• **Stated problem**: Across the entries below, count the lines in which the word "title" occurs. Reply with the count alone.

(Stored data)
————

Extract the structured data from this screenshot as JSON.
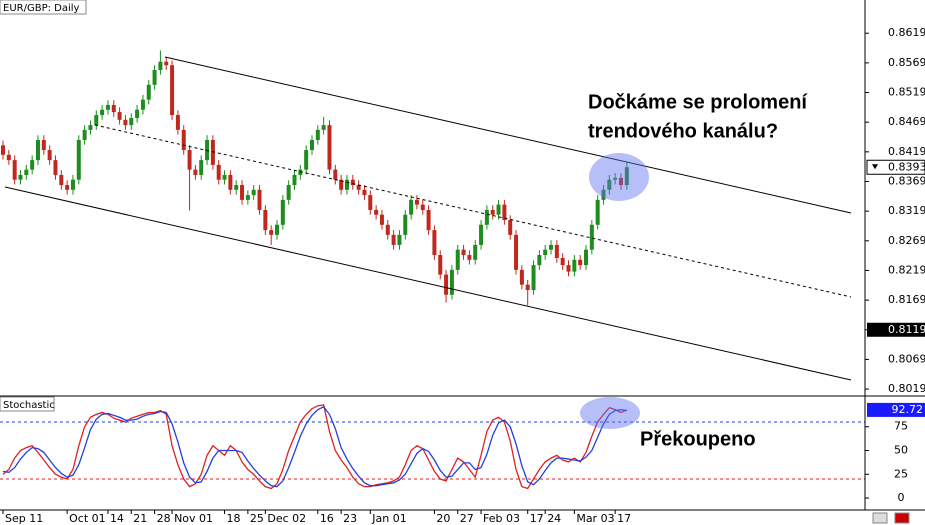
{
  "chart_data": [
    {
      "type": "candlestick",
      "title": "EUR/GBP: Daily",
      "open": [
        0.843,
        0.8414,
        0.8405,
        0.8372,
        0.838,
        0.8389,
        0.8405,
        0.8439,
        0.8422,
        0.8405,
        0.838,
        0.8363,
        0.8355,
        0.8372,
        0.8439,
        0.8456,
        0.8464,
        0.8481,
        0.849,
        0.8498,
        0.8486,
        0.8473,
        0.8464,
        0.8476,
        0.849,
        0.8507,
        0.8532,
        0.8557,
        0.8571,
        0.8565,
        0.8481,
        0.8456,
        0.8422,
        0.8389,
        0.838,
        0.8405,
        0.8439,
        0.8397,
        0.8372,
        0.838,
        0.8355,
        0.8363,
        0.8338,
        0.8346,
        0.8355,
        0.8321,
        0.8287,
        0.8279,
        0.8296,
        0.8338,
        0.8363,
        0.838,
        0.8389,
        0.8422,
        0.8439,
        0.8456,
        0.8464,
        0.8389,
        0.8372,
        0.8355,
        0.8372,
        0.8363,
        0.8355,
        0.8346,
        0.8321,
        0.8313,
        0.8296,
        0.8279,
        0.8262,
        0.8279,
        0.8313,
        0.8338,
        0.833,
        0.8321,
        0.8287,
        0.8245,
        0.8212,
        0.8178,
        0.822,
        0.8254,
        0.8245,
        0.8237,
        0.8262,
        0.8296,
        0.8321,
        0.8313,
        0.833,
        0.8304,
        0.8279,
        0.822,
        0.8195,
        0.8186,
        0.8228,
        0.8245,
        0.8254,
        0.8262,
        0.824,
        0.8228,
        0.8217,
        0.8237,
        0.8228,
        0.8254,
        0.8296,
        0.8338,
        0.8355,
        0.8372,
        0.8375,
        0.8363
      ],
      "high": [
        0.8438,
        0.8422,
        0.8413,
        0.8388,
        0.8397,
        0.8413,
        0.8447,
        0.8447,
        0.843,
        0.8413,
        0.8388,
        0.8371,
        0.838,
        0.8447,
        0.8464,
        0.8472,
        0.8489,
        0.8498,
        0.8506,
        0.8506,
        0.8494,
        0.8481,
        0.8484,
        0.8498,
        0.8515,
        0.854,
        0.8565,
        0.859,
        0.8579,
        0.8573,
        0.8489,
        0.8464,
        0.843,
        0.8397,
        0.8413,
        0.8447,
        0.8447,
        0.8405,
        0.8388,
        0.8388,
        0.8371,
        0.8371,
        0.8354,
        0.8363,
        0.8363,
        0.8329,
        0.8295,
        0.8304,
        0.8346,
        0.8371,
        0.8388,
        0.8397,
        0.843,
        0.8447,
        0.8464,
        0.8478,
        0.8472,
        0.8397,
        0.838,
        0.838,
        0.838,
        0.8371,
        0.8363,
        0.8354,
        0.8329,
        0.8321,
        0.8304,
        0.8287,
        0.8287,
        0.8321,
        0.8346,
        0.8346,
        0.8338,
        0.8329,
        0.8295,
        0.8253,
        0.822,
        0.8228,
        0.8262,
        0.8262,
        0.8253,
        0.827,
        0.8304,
        0.8329,
        0.8329,
        0.8338,
        0.8338,
        0.8312,
        0.8287,
        0.8228,
        0.8203,
        0.8236,
        0.8253,
        0.8262,
        0.827,
        0.827,
        0.8248,
        0.8236,
        0.8245,
        0.8245,
        0.8262,
        0.8304,
        0.8346,
        0.8363,
        0.838,
        0.8383,
        0.8383,
        0.8401
      ],
      "low": [
        0.8406,
        0.8397,
        0.8364,
        0.8364,
        0.8372,
        0.8381,
        0.8397,
        0.8414,
        0.8397,
        0.8372,
        0.8355,
        0.8347,
        0.8347,
        0.8364,
        0.8431,
        0.8448,
        0.8456,
        0.8473,
        0.8482,
        0.8478,
        0.8465,
        0.8456,
        0.8456,
        0.8468,
        0.8482,
        0.8499,
        0.8524,
        0.8549,
        0.8557,
        0.8473,
        0.8448,
        0.8414,
        0.832,
        0.8372,
        0.8372,
        0.8397,
        0.8389,
        0.8364,
        0.8364,
        0.8347,
        0.8347,
        0.833,
        0.833,
        0.8338,
        0.8313,
        0.8279,
        0.8262,
        0.8271,
        0.8288,
        0.833,
        0.8355,
        0.8372,
        0.8381,
        0.8414,
        0.8431,
        0.8448,
        0.8381,
        0.8364,
        0.8347,
        0.8347,
        0.8355,
        0.8347,
        0.8338,
        0.8313,
        0.8305,
        0.8288,
        0.8271,
        0.8254,
        0.8254,
        0.8271,
        0.8305,
        0.8322,
        0.8313,
        0.8279,
        0.8237,
        0.8204,
        0.8165,
        0.817,
        0.8212,
        0.8237,
        0.8229,
        0.8229,
        0.8254,
        0.8288,
        0.8305,
        0.8305,
        0.8296,
        0.8271,
        0.8212,
        0.8187,
        0.816,
        0.8178,
        0.822,
        0.8237,
        0.8246,
        0.8232,
        0.822,
        0.8209,
        0.8209,
        0.822,
        0.822,
        0.8246,
        0.8288,
        0.833,
        0.8347,
        0.8364,
        0.8355,
        0.8355
      ],
      "close": [
        0.8414,
        0.8405,
        0.8372,
        0.838,
        0.8389,
        0.8405,
        0.8439,
        0.8422,
        0.8405,
        0.838,
        0.8363,
        0.8355,
        0.8372,
        0.8439,
        0.8456,
        0.8464,
        0.8481,
        0.849,
        0.8498,
        0.8486,
        0.8473,
        0.8464,
        0.8476,
        0.849,
        0.8507,
        0.8532,
        0.8557,
        0.8571,
        0.8565,
        0.8481,
        0.8456,
        0.8422,
        0.8389,
        0.838,
        0.8405,
        0.8439,
        0.8397,
        0.8372,
        0.838,
        0.8355,
        0.8363,
        0.8338,
        0.8346,
        0.8355,
        0.8321,
        0.8287,
        0.8279,
        0.8296,
        0.8338,
        0.8363,
        0.838,
        0.8389,
        0.8422,
        0.8439,
        0.8456,
        0.8464,
        0.8389,
        0.8372,
        0.8355,
        0.8372,
        0.8363,
        0.8355,
        0.8346,
        0.8321,
        0.8313,
        0.8296,
        0.8279,
        0.8262,
        0.8279,
        0.8313,
        0.8338,
        0.833,
        0.8321,
        0.8287,
        0.8245,
        0.8212,
        0.8178,
        0.822,
        0.8254,
        0.8245,
        0.8237,
        0.8262,
        0.8296,
        0.8321,
        0.8313,
        0.833,
        0.8304,
        0.8279,
        0.822,
        0.8195,
        0.8186,
        0.8228,
        0.8245,
        0.8254,
        0.8262,
        0.824,
        0.8228,
        0.8217,
        0.8237,
        0.8228,
        0.8254,
        0.8296,
        0.8338,
        0.8355,
        0.8372,
        0.8375,
        0.8363,
        0.8393
      ],
      "up_color": "#1e8c1e",
      "down_color": "#c0281e",
      "ylim": [
        0.8009,
        0.8675
      ],
      "yticks": [
        0.8019,
        0.8069,
        0.8119,
        0.8169,
        0.8219,
        0.8269,
        0.8319,
        0.8369,
        0.8419,
        0.8469,
        0.8519,
        0.8569,
        0.8619
      ],
      "highlight_level": 0.8119,
      "annotations": [
        "Dočkáme se prolomení",
        "trendového kanálu?"
      ],
      "xticks": [
        {
          "value": 0,
          "label": "Sep 11"
        },
        {
          "value": 11,
          "label": "Oct 01"
        },
        {
          "value": 18,
          "label": "14"
        },
        {
          "value": 22,
          "label": "21"
        },
        {
          "value": 26,
          "label": "28"
        },
        {
          "value": 29,
          "label": "Nov 01"
        },
        {
          "value": 38,
          "label": "18"
        },
        {
          "value": 42,
          "label": "25"
        },
        {
          "value": 45,
          "label": "Dec 02"
        },
        {
          "value": 54,
          "label": "16"
        },
        {
          "value": 58,
          "label": "23"
        },
        {
          "value": 63,
          "label": "Jan 01"
        },
        {
          "value": 74,
          "label": "20"
        },
        {
          "value": 78,
          "label": "27"
        },
        {
          "value": 82,
          "label": "Feb 03"
        },
        {
          "value": 90,
          "label": "17"
        },
        {
          "value": 93,
          "label": "24"
        },
        {
          "value": 98,
          "label": "Mar 03"
        },
        {
          "value": 105,
          "label": "17"
        }
      ]
    },
    {
      "type": "line",
      "title": "Stochastic",
      "series": [
        {
          "color": "#e02020",
          "values": [
            25,
            30,
            42,
            50,
            53,
            55,
            48,
            40,
            32,
            25,
            22,
            20,
            30,
            55,
            75,
            85,
            88,
            90,
            88,
            84,
            82,
            80,
            84,
            86,
            88,
            90,
            90,
            92,
            88,
            55,
            35,
            20,
            12,
            15,
            25,
            45,
            55,
            50,
            45,
            55,
            50,
            38,
            30,
            25,
            18,
            12,
            10,
            15,
            30,
            50,
            65,
            80,
            88,
            94,
            97,
            98,
            70,
            50,
            40,
            32,
            22,
            15,
            12,
            12,
            14,
            15,
            16,
            18,
            22,
            35,
            50,
            55,
            52,
            40,
            28,
            20,
            18,
            30,
            42,
            38,
            30,
            22,
            45,
            70,
            82,
            85,
            80,
            60,
            30,
            12,
            10,
            20,
            30,
            38,
            42,
            45,
            40,
            38,
            42,
            38,
            48,
            65,
            80,
            88,
            95,
            93,
            90,
            92.72
          ]
        },
        {
          "color": "#2040e0",
          "values": [
            28,
            27,
            32,
            41,
            48,
            53,
            52,
            48,
            40,
            32,
            26,
            22,
            24,
            35,
            53,
            72,
            83,
            88,
            89,
            87,
            85,
            82,
            82,
            83,
            86,
            88,
            89,
            91,
            90,
            78,
            59,
            37,
            22,
            16,
            17,
            28,
            42,
            50,
            50,
            50,
            50,
            48,
            39,
            31,
            24,
            18,
            13,
            12,
            18,
            32,
            48,
            65,
            78,
            87,
            93,
            96,
            88,
            73,
            53,
            41,
            31,
            23,
            16,
            13,
            13,
            14,
            15,
            16,
            19,
            25,
            36,
            47,
            52,
            49,
            40,
            29,
            22,
            23,
            30,
            37,
            37,
            30,
            32,
            46,
            66,
            79,
            82,
            75,
            57,
            34,
            17,
            14,
            20,
            29,
            37,
            42,
            42,
            41,
            40,
            39,
            43,
            50,
            64,
            78,
            88,
            92,
            93,
            92
          ]
        }
      ],
      "ylim": [
        -12.6,
        106.3
      ],
      "yticks": [
        0,
        25,
        50,
        75
      ],
      "levels": [
        80,
        20
      ],
      "level_colors": [
        "#2040e0",
        "#e02020"
      ],
      "annotation": "Překoupeno"
    }
  ]
}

————

• **Solution for this exercise**: 2